[start of Data rows]

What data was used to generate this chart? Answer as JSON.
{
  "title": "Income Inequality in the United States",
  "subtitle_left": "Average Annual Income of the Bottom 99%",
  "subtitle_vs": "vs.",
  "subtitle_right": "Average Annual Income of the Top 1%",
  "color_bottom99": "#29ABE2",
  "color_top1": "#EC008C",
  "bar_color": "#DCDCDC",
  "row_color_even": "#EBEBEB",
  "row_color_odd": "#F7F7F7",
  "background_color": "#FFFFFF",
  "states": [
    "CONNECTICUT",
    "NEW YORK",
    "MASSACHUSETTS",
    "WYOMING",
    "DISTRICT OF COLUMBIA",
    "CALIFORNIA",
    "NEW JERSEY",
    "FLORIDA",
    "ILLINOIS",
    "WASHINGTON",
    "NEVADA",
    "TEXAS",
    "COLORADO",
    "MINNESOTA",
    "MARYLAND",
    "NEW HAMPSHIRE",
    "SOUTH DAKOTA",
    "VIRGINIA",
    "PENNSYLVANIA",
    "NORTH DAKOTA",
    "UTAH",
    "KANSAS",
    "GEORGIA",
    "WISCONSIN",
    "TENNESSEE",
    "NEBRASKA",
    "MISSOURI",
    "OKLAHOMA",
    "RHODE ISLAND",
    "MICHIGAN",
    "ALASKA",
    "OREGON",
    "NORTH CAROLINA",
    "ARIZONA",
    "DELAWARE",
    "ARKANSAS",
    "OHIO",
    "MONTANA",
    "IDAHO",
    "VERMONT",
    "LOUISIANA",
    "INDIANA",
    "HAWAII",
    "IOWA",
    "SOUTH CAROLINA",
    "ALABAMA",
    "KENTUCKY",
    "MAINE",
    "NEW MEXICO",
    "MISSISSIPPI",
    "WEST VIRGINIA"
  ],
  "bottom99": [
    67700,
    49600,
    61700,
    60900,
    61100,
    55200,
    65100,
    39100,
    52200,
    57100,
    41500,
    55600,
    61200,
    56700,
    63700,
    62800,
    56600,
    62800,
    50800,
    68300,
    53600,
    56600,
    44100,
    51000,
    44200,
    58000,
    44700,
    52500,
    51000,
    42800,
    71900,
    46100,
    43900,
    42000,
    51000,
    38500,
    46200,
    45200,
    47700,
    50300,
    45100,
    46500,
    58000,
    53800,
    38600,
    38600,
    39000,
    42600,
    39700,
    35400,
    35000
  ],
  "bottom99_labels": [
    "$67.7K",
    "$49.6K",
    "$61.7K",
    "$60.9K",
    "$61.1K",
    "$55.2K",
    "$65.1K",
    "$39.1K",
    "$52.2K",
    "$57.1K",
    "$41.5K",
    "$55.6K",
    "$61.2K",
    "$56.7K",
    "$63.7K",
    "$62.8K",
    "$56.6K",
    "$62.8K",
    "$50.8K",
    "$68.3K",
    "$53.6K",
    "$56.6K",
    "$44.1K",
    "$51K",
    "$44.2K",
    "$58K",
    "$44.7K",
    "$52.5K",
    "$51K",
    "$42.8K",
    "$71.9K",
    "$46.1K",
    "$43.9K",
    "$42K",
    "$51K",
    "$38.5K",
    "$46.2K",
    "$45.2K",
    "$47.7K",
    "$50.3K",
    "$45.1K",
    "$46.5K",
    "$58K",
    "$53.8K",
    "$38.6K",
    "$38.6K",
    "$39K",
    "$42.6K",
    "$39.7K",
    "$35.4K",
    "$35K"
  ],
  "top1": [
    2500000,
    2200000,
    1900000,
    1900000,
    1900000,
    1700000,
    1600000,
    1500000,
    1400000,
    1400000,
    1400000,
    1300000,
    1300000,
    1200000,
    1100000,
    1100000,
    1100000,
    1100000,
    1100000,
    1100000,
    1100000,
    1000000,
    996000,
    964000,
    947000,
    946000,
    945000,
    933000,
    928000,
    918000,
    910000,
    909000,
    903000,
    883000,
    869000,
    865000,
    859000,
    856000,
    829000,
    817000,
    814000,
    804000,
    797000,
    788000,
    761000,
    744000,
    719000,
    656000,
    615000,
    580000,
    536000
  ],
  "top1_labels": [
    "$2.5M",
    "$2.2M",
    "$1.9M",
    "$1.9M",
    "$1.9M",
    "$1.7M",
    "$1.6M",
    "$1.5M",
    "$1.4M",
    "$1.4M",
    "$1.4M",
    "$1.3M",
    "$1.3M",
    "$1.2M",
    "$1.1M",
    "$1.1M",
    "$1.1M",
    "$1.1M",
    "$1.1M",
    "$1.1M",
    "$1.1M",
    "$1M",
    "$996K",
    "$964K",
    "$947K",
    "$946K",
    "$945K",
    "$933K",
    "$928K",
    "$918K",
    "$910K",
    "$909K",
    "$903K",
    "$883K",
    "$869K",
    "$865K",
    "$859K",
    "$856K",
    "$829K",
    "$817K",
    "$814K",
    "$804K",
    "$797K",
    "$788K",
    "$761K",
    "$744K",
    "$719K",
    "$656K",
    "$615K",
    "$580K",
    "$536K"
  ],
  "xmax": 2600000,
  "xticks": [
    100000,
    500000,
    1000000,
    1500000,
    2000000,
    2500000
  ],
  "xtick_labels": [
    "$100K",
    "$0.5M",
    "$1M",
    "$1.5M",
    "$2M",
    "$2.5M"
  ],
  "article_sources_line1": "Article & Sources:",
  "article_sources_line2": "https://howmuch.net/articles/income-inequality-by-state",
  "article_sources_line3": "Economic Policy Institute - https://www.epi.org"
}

[end of Data rows]

Aim: Quote every entry exactly.

Solution for this task:
What data was used to generate this chart? Answer as JSON.
{
  "title": "Income Inequality in the United States",
  "subtitle_left": "Average Annual Income of the Bottom 99%",
  "subtitle_vs": "vs.",
  "subtitle_right": "Average Annual Income of the Top 1%",
  "color_bottom99": "#29ABE2",
  "color_top1": "#EC008C",
  "bar_color": "#DCDCDC",
  "row_color_even": "#EBEBEB",
  "row_color_odd": "#F7F7F7",
  "background_color": "#FFFFFF",
  "states": [
    "CONNECTICUT",
    "NEW YORK",
    "MASSACHUSETTS",
    "WYOMING",
    "DISTRICT OF COLUMBIA",
    "CALIFORNIA",
    "NEW JERSEY",
    "FLORIDA",
    "ILLINOIS",
    "WASHINGTON",
    "NEVADA",
    "TEXAS",
    "COLORADO",
    "MINNESOTA",
    "MARYLAND",
    "NEW HAMPSHIRE",
    "SOUTH DAKOTA",
    "VIRGINIA",
    "PENNSYLVANIA",
    "NORTH DAKOTA",
    "UTAH",
    "KANSAS",
    "GEORGIA",
    "WISCONSIN",
    "TENNESSEE",
    "NEBRASKA",
    "MISSOURI",
    "OKLAHOMA",
    "RHODE ISLAND",
    "MICHIGAN",
    "ALASKA",
    "OREGON",
    "NORTH CAROLINA",
    "ARIZONA",
    "DELAWARE",
    "ARKANSAS",
    "OHIO",
    "MONTANA",
    "IDAHO",
    "VERMONT",
    "LOUISIANA",
    "INDIANA",
    "HAWAII",
    "IOWA",
    "SOUTH CAROLINA",
    "ALABAMA",
    "KENTUCKY",
    "MAINE",
    "NEW MEXICO",
    "MISSISSIPPI",
    "WEST VIRGINIA"
  ],
  "bottom99": [
    67700,
    49600,
    61700,
    60900,
    61100,
    55200,
    65100,
    39100,
    52200,
    57100,
    41500,
    55600,
    61200,
    56700,
    63700,
    62800,
    56600,
    62800,
    50800,
    68300,
    53600,
    56600,
    44100,
    51000,
    44200,
    58000,
    44700,
    52500,
    51000,
    42800,
    71900,
    46100,
    43900,
    42000,
    51000,
    38500,
    46200,
    45200,
    47700,
    50300,
    45100,
    46500,
    58000,
    53800,
    38600,
    38600,
    39000,
    42600,
    39700,
    35400,
    35000
  ],
  "bottom99_labels": [
    "$67.7K",
    "$49.6K",
    "$61.7K",
    "$60.9K",
    "$61.1K",
    "$55.2K",
    "$65.1K",
    "$39.1K",
    "$52.2K",
    "$57.1K",
    "$41.5K",
    "$55.6K",
    "$61.2K",
    "$56.7K",
    "$63.7K",
    "$62.8K",
    "$56.6K",
    "$62.8K",
    "$50.8K",
    "$68.3K",
    "$53.6K",
    "$56.6K",
    "$44.1K",
    "$51K",
    "$44.2K",
    "$58K",
    "$44.7K",
    "$52.5K",
    "$51K",
    "$42.8K",
    "$71.9K",
    "$46.1K",
    "$43.9K",
    "$42K",
    "$51K",
    "$38.5K",
    "$46.2K",
    "$45.2K",
    "$47.7K",
    "$50.3K",
    "$45.1K",
    "$46.5K",
    "$58K",
    "$53.8K",
    "$38.6K",
    "$38.6K",
    "$39K",
    "$42.6K",
    "$39.7K",
    "$35.4K",
    "$35K"
  ],
  "top1": [
    2500000,
    2200000,
    1900000,
    1900000,
    1900000,
    1700000,
    1600000,
    1500000,
    1400000,
    1400000,
    1400000,
    1300000,
    1300000,
    1200000,
    1100000,
    1100000,
    1100000,
    1100000,
    1100000,
    1100000,
    1100000,
    1000000,
    996000,
    964000,
    947000,
    946000,
    945000,
    933000,
    928000,
    918000,
    910000,
    909000,
    903000,
    883000,
    869000,
    865000,
    859000,
    856000,
    829000,
    817000,
    814000,
    804000,
    797000,
    788000,
    761000,
    744000,
    719000,
    656000,
    615000,
    580000,
    536000
  ],
  "top1_labels": [
    "$2.5M",
    "$2.2M",
    "$1.9M",
    "$1.9M",
    "$1.9M",
    "$1.7M",
    "$1.6M",
    "$1.5M",
    "$1.4M",
    "$1.4M",
    "$1.4M",
    "$1.3M",
    "$1.3M",
    "$1.2M",
    "$1.1M",
    "$1.1M",
    "$1.1M",
    "$1.1M",
    "$1.1M",
    "$1.1M",
    "$1.1M",
    "$1M",
    "$996K",
    "$964K",
    "$947K",
    "$946K",
    "$945K",
    "$933K",
    "$928K",
    "$918K",
    "$910K",
    "$909K",
    "$903K",
    "$883K",
    "$869K",
    "$865K",
    "$859K",
    "$856K",
    "$829K",
    "$817K",
    "$814K",
    "$804K",
    "$797K",
    "$788K",
    "$761K",
    "$744K",
    "$719K",
    "$656K",
    "$615K",
    "$580K",
    "$536K"
  ],
  "xmax": 2600000,
  "xticks": [
    100000,
    500000,
    1000000,
    1500000,
    2000000,
    2500000
  ],
  "xtick_labels": [
    "$100K",
    "$0.5M",
    "$1M",
    "$1.5M",
    "$2M",
    "$2.5M"
  ],
  "article_sources_line1": "Article & Sources:",
  "article_sources_line2": "https://howmuch.net/articles/income-inequality-by-state",
  "article_sources_line3": "Economic Policy Institute - https://www.epi.org"
}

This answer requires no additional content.